[RECORD LIST]
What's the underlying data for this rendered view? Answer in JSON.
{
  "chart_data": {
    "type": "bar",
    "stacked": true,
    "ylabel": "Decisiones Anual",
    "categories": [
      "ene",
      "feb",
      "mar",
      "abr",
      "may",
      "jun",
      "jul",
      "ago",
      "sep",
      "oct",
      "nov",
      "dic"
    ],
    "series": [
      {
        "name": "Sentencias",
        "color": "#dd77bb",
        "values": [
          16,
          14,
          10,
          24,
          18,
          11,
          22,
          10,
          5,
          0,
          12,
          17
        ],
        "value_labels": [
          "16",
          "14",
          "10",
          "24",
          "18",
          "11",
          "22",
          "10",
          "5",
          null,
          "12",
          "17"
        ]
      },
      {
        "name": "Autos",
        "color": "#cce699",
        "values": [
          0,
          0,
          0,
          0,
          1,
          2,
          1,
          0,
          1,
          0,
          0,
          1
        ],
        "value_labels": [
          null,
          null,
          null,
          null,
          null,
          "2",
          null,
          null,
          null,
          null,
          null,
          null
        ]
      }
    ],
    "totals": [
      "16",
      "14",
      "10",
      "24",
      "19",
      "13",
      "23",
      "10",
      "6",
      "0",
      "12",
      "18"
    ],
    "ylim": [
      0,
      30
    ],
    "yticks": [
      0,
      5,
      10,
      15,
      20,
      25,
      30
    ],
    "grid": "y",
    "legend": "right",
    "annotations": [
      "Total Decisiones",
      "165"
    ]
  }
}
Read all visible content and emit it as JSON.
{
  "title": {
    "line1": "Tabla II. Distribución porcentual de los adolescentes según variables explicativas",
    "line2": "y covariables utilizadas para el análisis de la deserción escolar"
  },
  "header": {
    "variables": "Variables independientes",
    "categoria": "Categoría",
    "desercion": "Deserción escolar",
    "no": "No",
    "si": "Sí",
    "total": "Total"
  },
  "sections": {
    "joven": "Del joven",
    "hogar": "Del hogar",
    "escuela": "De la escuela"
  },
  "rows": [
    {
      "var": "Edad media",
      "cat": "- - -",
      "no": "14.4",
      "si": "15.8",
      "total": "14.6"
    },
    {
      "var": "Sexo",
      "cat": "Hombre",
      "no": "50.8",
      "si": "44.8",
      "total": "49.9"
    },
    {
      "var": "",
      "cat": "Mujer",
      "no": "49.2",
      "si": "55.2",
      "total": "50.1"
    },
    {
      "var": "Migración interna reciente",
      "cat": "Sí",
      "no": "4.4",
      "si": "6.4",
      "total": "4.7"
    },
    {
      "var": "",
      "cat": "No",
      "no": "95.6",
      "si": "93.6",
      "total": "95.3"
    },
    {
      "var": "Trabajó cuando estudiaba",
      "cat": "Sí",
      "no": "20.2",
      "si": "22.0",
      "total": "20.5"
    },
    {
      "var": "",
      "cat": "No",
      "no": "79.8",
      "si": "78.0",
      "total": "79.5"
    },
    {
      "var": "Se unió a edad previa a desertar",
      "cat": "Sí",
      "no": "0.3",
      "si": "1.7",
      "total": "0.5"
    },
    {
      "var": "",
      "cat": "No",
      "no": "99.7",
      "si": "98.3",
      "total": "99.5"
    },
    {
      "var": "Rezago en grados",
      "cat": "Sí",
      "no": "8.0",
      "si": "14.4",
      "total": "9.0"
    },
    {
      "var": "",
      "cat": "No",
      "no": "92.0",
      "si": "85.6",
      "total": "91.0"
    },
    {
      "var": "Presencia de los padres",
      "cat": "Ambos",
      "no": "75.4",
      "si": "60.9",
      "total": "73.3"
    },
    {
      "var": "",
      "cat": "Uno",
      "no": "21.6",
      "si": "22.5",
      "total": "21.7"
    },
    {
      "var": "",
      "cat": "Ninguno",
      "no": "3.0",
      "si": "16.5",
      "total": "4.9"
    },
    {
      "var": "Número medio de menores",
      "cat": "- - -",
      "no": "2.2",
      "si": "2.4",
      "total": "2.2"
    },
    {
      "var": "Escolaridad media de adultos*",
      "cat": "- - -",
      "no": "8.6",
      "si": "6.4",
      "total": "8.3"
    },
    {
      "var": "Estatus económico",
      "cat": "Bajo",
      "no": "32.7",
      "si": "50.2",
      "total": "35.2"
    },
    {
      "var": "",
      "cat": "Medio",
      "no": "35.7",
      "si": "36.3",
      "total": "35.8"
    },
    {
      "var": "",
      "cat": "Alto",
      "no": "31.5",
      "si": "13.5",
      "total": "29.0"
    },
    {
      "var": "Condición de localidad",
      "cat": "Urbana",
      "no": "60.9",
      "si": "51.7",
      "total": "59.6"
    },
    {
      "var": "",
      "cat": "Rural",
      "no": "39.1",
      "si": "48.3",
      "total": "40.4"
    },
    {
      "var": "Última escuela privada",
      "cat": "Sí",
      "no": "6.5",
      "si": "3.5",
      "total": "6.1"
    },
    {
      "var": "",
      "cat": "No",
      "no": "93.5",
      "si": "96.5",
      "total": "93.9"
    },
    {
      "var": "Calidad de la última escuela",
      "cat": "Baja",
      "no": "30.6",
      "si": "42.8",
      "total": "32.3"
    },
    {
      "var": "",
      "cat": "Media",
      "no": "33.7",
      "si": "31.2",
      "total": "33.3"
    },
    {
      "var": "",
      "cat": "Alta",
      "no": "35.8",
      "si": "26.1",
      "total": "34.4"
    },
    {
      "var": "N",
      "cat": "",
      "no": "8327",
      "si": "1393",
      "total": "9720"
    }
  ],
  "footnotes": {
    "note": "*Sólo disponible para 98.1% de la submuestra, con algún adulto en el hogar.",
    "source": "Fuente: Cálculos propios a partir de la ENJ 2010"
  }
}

[WHAT TO DO] Copy out each line that contains the word "JSON".

[TASK ANSWER]
What's the underlying data for this rendered view? Answer in JSON.
Read all visible content and emit it as JSON.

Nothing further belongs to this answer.